Please give the listing again, word for word, with nothing left out.

□ □ □

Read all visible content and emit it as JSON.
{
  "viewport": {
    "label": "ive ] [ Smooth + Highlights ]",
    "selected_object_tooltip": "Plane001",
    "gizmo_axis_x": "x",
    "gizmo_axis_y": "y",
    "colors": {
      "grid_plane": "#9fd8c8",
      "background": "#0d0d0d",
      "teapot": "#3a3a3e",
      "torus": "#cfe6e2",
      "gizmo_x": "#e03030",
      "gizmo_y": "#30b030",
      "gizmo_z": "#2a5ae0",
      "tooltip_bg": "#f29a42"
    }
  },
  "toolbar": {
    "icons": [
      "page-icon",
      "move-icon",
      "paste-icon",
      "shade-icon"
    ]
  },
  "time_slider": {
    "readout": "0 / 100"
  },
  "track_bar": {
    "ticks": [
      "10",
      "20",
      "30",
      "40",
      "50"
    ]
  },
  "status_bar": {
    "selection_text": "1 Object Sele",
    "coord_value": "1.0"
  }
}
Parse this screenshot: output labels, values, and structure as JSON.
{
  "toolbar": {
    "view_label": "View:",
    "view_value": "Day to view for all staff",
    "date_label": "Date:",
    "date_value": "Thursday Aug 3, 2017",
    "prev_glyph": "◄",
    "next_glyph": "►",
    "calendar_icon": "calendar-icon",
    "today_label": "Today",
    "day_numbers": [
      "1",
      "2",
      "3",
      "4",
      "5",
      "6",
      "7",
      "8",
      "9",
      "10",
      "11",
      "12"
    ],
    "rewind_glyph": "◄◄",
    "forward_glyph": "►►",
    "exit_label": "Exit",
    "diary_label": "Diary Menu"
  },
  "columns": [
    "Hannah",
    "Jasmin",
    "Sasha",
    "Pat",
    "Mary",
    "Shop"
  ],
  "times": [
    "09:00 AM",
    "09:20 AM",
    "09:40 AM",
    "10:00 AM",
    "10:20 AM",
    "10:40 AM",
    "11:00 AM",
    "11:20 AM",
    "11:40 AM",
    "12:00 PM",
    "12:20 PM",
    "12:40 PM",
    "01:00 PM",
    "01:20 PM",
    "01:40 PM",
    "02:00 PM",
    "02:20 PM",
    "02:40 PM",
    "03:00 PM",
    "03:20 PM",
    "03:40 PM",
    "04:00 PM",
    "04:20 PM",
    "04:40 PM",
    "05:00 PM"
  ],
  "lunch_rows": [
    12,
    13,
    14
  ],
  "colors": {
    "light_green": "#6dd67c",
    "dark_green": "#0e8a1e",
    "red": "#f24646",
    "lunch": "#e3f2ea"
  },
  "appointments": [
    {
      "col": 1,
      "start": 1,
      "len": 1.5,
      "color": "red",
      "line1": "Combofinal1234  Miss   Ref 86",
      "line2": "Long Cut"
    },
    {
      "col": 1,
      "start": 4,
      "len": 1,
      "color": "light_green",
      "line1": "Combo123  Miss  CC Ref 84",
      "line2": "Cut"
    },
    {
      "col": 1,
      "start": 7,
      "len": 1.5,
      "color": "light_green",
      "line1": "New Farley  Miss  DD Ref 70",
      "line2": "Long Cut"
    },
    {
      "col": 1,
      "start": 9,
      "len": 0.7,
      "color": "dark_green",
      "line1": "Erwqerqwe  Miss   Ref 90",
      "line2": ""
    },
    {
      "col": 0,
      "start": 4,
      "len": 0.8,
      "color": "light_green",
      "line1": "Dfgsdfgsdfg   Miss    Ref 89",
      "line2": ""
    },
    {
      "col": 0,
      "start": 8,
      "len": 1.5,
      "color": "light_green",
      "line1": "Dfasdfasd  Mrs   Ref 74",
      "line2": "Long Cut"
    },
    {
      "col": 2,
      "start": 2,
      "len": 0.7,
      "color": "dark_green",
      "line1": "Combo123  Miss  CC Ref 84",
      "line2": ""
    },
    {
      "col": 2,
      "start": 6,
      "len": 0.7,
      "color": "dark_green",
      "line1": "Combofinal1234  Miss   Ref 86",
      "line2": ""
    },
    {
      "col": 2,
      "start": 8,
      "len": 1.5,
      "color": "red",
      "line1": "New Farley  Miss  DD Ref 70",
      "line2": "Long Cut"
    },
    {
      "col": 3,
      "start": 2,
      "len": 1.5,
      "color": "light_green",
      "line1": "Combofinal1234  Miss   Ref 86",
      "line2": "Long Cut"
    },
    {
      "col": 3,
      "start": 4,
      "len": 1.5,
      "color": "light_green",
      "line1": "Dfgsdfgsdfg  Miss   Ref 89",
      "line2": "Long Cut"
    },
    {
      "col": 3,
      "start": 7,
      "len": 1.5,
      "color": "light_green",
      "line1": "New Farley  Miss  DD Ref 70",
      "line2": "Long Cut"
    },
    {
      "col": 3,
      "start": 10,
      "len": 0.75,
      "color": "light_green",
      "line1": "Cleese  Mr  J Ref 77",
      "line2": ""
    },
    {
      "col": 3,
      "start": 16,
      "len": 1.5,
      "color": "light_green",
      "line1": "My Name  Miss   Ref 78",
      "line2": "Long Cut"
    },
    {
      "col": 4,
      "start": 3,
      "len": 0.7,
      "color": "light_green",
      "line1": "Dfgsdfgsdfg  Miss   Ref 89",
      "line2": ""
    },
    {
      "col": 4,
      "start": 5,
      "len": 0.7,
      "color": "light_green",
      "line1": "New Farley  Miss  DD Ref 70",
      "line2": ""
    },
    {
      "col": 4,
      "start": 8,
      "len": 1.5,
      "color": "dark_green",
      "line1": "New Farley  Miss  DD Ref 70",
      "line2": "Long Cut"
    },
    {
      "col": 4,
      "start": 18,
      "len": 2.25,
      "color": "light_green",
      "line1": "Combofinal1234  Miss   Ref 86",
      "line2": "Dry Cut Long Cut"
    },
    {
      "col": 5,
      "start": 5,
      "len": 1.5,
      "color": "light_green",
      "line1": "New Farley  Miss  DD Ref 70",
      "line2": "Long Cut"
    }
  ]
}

□ □ □

WRITTEN ANSWER —
Read all visible content and emit it as JSON.
{
  "viewport": {
    "label": "ive ] [ Smooth + Highlights ]",
    "selected_object_tooltip": "Plane001",
    "gizmo_axis_x": "x",
    "gizmo_axis_y": "y",
    "colors": {
      "grid_plane": "#9fd8c8",
      "background": "#0d0d0d",
      "teapot": "#3a3a3e",
      "torus": "#cfe6e2",
      "gizmo_x": "#e03030",
      "gizmo_y": "#30b030",
      "gizmo_z": "#2a5ae0",
      "tooltip_bg": "#f29a42"
    }
  },
  "toolbar": {
    "icons": [
      "page-icon",
      "move-icon",
      "paste-icon",
      "shade-icon"
    ]
  },
  "time_slider": {
    "readout": "0 / 100"
  },
  "track_bar": {
    "ticks": [
      "10",
      "20",
      "30",
      "40",
      "50"
    ]
  },
  "status_bar": {
    "selection_text": "1 Object Sele",
    "coord_value": "1.0"
  }
}
Parse this screenshot: output labels, values, and structure as JSON.
{
  "toolbar": {
    "view_label": "View:",
    "view_value": "Day to view for all staff",
    "date_label": "Date:",
    "date_value": "Thursday Aug 3, 2017",
    "prev_glyph": "◄",
    "next_glyph": "►",
    "calendar_icon": "calendar-icon",
    "today_label": "Today",
    "day_numbers": [
      "1",
      "2",
      "3",
      "4",
      "5",
      "6",
      "7",
      "8",
      "9",
      "10",
      "11",
      "12"
    ],
    "rewind_glyph": "◄◄",
    "forward_glyph": "►►",
    "exit_label": "Exit",
    "diary_label": "Diary Menu"
  },
  "columns": [
    "Hannah",
    "Jasmin",
    "Sasha",
    "Pat",
    "Mary",
    "Shop"
  ],
  "times": [
    "09:00 AM",
    "09:20 AM",
    "09:40 AM",
    "10:00 AM",
    "10:20 AM",
    "10:40 AM",
    "11:00 AM",
    "11:20 AM",
    "11:40 AM",
    "12:00 PM",
    "12:20 PM",
    "12:40 PM",
    "01:00 PM",
    "01:20 PM",
    "01:40 PM",
    "02:00 PM",
    "02:20 PM",
    "02:40 PM",
    "03:00 PM",
    "03:20 PM",
    "03:40 PM",
    "04:00 PM",
    "04:20 PM",
    "04:40 PM",
    "05:00 PM"
  ],
  "lunch_rows": [
    12,
    13,
    14
  ],
  "colors": {
    "light_green": "#6dd67c",
    "dark_green": "#0e8a1e",
    "red": "#f24646",
    "lunch": "#e3f2ea"
  },
  "appointments": [
    {
      "col": 1,
      "start": 1,
      "len": 1.5,
      "color": "red",
      "line1": "Combofinal1234  Miss   Ref 86",
      "line2": "Long Cut"
    },
    {
      "col": 1,
      "start": 4,
      "len": 1,
      "color": "light_green",
      "line1": "Combo123  Miss  CC Ref 84",
      "line2": "Cut"
    },
    {
      "col": 1,
      "start": 7,
      "len": 1.5,
      "color": "light_green",
      "line1": "New Farley  Miss  DD Ref 70",
      "line2": "Long Cut"
    },
    {
      "col": 1,
      "start": 9,
      "len": 0.7,
      "color": "dark_green",
      "line1": "Erwqerqwe  Miss   Ref 90",
      "line2": ""
    },
    {
      "col": 0,
      "start": 4,
      "len": 0.8,
      "color": "light_green",
      "line1": "Dfgsdfgsdfg   Miss    Ref 89",
      "line2": ""
    },
    {
      "col": 0,
      "start": 8,
      "len": 1.5,
      "color": "light_green",
      "line1": "Dfasdfasd  Mrs   Ref 74",
      "line2": "Long Cut"
    },
    {
      "col": 2,
      "start": 2,
      "len": 0.7,
      "color": "dark_green",
      "line1": "Combo123  Miss  CC Ref 84",
      "line2": ""
    },
    {
      "col": 2,
      "start": 6,
      "len": 0.7,
      "color": "dark_green",
      "line1": "Combofinal1234  Miss   Ref 86",
      "line2": ""
    },
    {
      "col": 2,
      "start": 8,
      "len": 1.5,
      "color": "red",
      "line1": "New Farley  Miss  DD Ref 70",
      "line2": "Long Cut"
    },
    {
      "col": 3,
      "start": 2,
      "len": 1.5,
      "color": "light_green",
      "line1": "Combofinal1234  Miss   Ref 86",
      "line2": "Long Cut"
    },
    {
      "col": 3,
      "start": 4,
      "len": 1.5,
      "color": "light_green",
      "line1": "Dfgsdfgsdfg  Miss   Ref 89",
      "line2": "Long Cut"
    },
    {
      "col": 3,
      "start": 7,
      "len": 1.5,
      "color": "light_green",
      "line1": "New Farley  Miss  DD Ref 70",
      "line2": "Long Cut"
    },
    {
      "col": 3,
      "start": 10,
      "len": 0.75,
      "color": "light_green",
      "line1": "Cleese  Mr  J Ref 77",
      "line2": ""
    },
    {
      "col": 3,
      "start": 16,
      "len": 1.5,
      "color": "light_green",
      "line1": "My Name  Miss   Ref 78",
      "line2": "Long Cut"
    },
    {
      "col": 4,
      "start": 3,
      "len": 0.7,
      "color": "light_green",
      "line1": "Dfgsdfgsdfg  Miss   Ref 89",
      "line2": ""
    },
    {
      "col": 4,
      "start": 5,
      "len": 0.7,
      "color": "light_green",
      "line1": "New Farley  Miss  DD Ref 70",
      "line2": ""
    },
    {
      "col": 4,
      "start": 8,
      "len": 1.5,
      "color": "dark_green",
      "line1": "New Farley  Miss  DD Ref 70",
      "line2": "Long Cut"
    },
    {
      "col": 4,
      "start": 18,
      "len": 2.25,
      "color": "light_green",
      "line1": "Combofinal1234  Miss   Ref 86",
      "line2": "Dry Cut Long Cut"
    },
    {
      "col": 5,
      "start": 5,
      "len": 1.5,
      "color": "light_green",
      "line1": "New Farley  Miss  DD Ref 70",
      "line2": "Long Cut"
    }
  ]
}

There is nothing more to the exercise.